[Begin Information shown]
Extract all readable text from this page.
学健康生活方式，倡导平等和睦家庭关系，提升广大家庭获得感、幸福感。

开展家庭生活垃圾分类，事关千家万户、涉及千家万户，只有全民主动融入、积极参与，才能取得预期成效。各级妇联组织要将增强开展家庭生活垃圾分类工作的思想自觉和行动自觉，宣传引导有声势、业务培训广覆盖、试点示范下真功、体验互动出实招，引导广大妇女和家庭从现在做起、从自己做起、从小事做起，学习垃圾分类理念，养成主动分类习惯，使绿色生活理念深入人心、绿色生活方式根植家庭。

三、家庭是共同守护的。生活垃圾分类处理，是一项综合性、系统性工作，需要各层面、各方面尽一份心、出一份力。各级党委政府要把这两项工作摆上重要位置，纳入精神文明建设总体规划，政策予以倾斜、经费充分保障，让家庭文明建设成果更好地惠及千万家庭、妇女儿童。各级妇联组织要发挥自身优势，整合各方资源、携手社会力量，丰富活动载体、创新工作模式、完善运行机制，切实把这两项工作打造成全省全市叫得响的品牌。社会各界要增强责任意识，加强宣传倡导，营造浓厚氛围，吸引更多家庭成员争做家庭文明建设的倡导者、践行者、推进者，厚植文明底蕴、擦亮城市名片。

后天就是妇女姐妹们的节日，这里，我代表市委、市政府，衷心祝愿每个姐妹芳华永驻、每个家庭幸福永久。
[End Information shown]
*Task details*: Return every entry verbatim.

*Answer for this exercise*:
Extract all readable text from this page.
学健康生活方式，倡导平等和睦家庭关系，提升广大家庭获得感、幸福感。

开展家庭生活垃圾分类，事关千家万户、涉及千家万户，只有全民主动融入、积极参与，才能取得预期成效。各级妇联组织要将增强开展家庭生活垃圾分类工作的思想自觉和行动自觉，宣传引导有声势、业务培训广覆盖、试点示范下真功、体验互动出实招，引导广大妇女和家庭从现在做起、从自己做起、从小事做起，学习垃圾分类理念，养成主动分类习惯，使绿色生活理念深入人心、绿色生活方式根植家庭。

三、家庭是共同守护的。生活垃圾分类处理，是一项综合性、系统性工作，需要各层面、各方面尽一份心、出一份力。各级党委政府要把这两项工作摆上重要位置，纳入精神文明建设总体规划，政策予以倾斜、经费充分保障，让家庭文明建设成果更好地惠及千万家庭、妇女儿童。各级妇联组织要发挥自身优势，整合各方资源、携手社会力量，丰富活动载体、创新工作模式、完善运行机制，切实把这两项工作打造成全省全市叫得响的品牌。社会各界要增强责任意识，加强宣传倡导，营造浓厚氛围，吸引更多家庭成员争做家庭文明建设的倡导者、践行者、推进者，厚植文明底蕴、擦亮城市名片。

后天就是妇女姐妹们的节日，这里，我代表市委、市政府，衷心祝愿每个姐妹芳华永驻、每个家庭幸福永久。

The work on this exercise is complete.